→ DATA:
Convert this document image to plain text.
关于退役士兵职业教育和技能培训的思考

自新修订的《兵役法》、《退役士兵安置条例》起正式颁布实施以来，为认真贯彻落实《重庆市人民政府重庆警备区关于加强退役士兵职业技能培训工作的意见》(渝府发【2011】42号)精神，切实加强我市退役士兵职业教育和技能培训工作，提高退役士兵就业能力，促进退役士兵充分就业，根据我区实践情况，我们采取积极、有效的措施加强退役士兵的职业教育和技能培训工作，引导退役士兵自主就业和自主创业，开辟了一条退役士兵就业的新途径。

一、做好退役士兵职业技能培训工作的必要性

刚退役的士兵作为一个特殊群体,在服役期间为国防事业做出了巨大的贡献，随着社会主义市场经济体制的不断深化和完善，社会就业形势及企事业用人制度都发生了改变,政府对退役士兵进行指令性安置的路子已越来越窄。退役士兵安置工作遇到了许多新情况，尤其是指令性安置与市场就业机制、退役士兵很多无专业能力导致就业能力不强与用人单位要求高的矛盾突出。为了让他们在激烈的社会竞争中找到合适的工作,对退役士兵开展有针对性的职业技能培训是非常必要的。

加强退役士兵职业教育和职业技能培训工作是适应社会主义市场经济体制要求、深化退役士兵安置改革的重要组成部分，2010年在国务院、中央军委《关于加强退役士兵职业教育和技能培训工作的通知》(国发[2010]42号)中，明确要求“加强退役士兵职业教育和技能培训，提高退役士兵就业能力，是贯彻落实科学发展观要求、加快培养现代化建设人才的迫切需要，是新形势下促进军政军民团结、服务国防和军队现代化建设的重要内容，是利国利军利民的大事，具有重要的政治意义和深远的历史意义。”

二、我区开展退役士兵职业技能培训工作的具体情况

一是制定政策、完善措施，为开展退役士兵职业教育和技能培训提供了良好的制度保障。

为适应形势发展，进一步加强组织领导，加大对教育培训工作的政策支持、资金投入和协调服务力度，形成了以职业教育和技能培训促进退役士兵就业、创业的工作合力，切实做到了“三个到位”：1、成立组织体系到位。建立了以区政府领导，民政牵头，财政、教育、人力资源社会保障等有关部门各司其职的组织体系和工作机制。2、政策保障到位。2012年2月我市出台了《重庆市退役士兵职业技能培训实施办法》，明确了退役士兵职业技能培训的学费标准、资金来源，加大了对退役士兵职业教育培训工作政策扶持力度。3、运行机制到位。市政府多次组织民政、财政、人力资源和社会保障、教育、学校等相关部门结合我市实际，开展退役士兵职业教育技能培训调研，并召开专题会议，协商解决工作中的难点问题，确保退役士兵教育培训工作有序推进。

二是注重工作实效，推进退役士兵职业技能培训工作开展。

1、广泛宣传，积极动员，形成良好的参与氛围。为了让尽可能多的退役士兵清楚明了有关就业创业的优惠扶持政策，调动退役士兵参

→ WHAT IS NEEDED: Send back all of the entries exactly, with nothing missing.

→ SOLUTION:
Convert this document image to plain text.
关于退役士兵职业教育和技能培训的思考

自新修订的《兵役法》、《退役士兵安置条例》起正式颁布实施以来，为认真贯彻落实《重庆市人民政府重庆警备区关于加强退役士兵职业技能培训工作的意见》(渝府发【2011】42号)精神，切实加强我市退役士兵职业教育和技能培训工作，提高退役士兵就业能力，促进退役士兵充分就业，根据我区实践情况，我们采取积极、有效的措施加强退役士兵的职业教育和技能培训工作，引导退役士兵自主就业和自主创业，开辟了一条退役士兵就业的新途径。

一、做好退役士兵职业技能培训工作的必要性

刚退役的士兵作为一个特殊群体,在服役期间为国防事业做出了巨大的贡献，随着社会主义市场经济体制的不断深化和完善，社会就业形势及企事业用人制度都发生了改变,政府对退役士兵进行指令性安置的路子已越来越窄。退役士兵安置工作遇到了许多新情况，尤其是指令性安置与市场就业机制、退役士兵很多无专业能力导致就业能力不强与用人单位要求高的矛盾突出。为了让他们在激烈的社会竞争中找到合适的工作,对退役士兵开展有针对性的职业技能培训是非常必要的。

加强退役士兵职业教育和职业技能培训工作是适应社会主义市场经济体制要求、深化退役士兵安置改革的重要组成部分，2010年在国务院、中央军委《关于加强退役士兵职业教育和技能培训工作的通知》(国发[2010]42号)中，明确要求“加强退役士兵职业教育和技能培训，提高退役士兵就业能力，是贯彻落实科学发展观要求、加快培养现代化建设人才的迫切需要，是新形势下促进军政军民团结、服务国防和军队现代化建设的重要内容，是利国利军利民的大事，具有重要的政治意义和深远的历史意义。”

二、我区开展退役士兵职业技能培训工作的具体情况

一是制定政策、完善措施，为开展退役士兵职业教育和技能培训提供了良好的制度保障。

为适应形势发展，进一步加强组织领导，加大对教育培训工作的政策支持、资金投入和协调服务力度，形成了以职业教育和技能培训促进退役士兵就业、创业的工作合力，切实做到了“三个到位”：1、成立组织体系到位。建立了以区政府领导，民政牵头，财政、教育、人力资源社会保障等有关部门各司其职的组织体系和工作机制。2、政策保障到位。2012年2月我市出台了《重庆市退役士兵职业技能培训实施办法》，明确了退役士兵职业技能培训的学费标准、资金来源，加大了对退役士兵职业教育培训工作政策扶持力度。3、运行机制到位。市政府多次组织民政、财政、人力资源和社会保障、教育、学校等相关部门结合我市实际，开展退役士兵职业教育技能培训调研，并召开专题会议，协商解决工作中的难点问题，确保退役士兵教育培训工作有序推进。

二是注重工作实效，推进退役士兵职业技能培训工作开展。

1、广泛宣传，积极动员，形成良好的参与氛围。为了让尽可能多的退役士兵清楚明了有关就业创业的优惠扶持政策，调动退役士兵参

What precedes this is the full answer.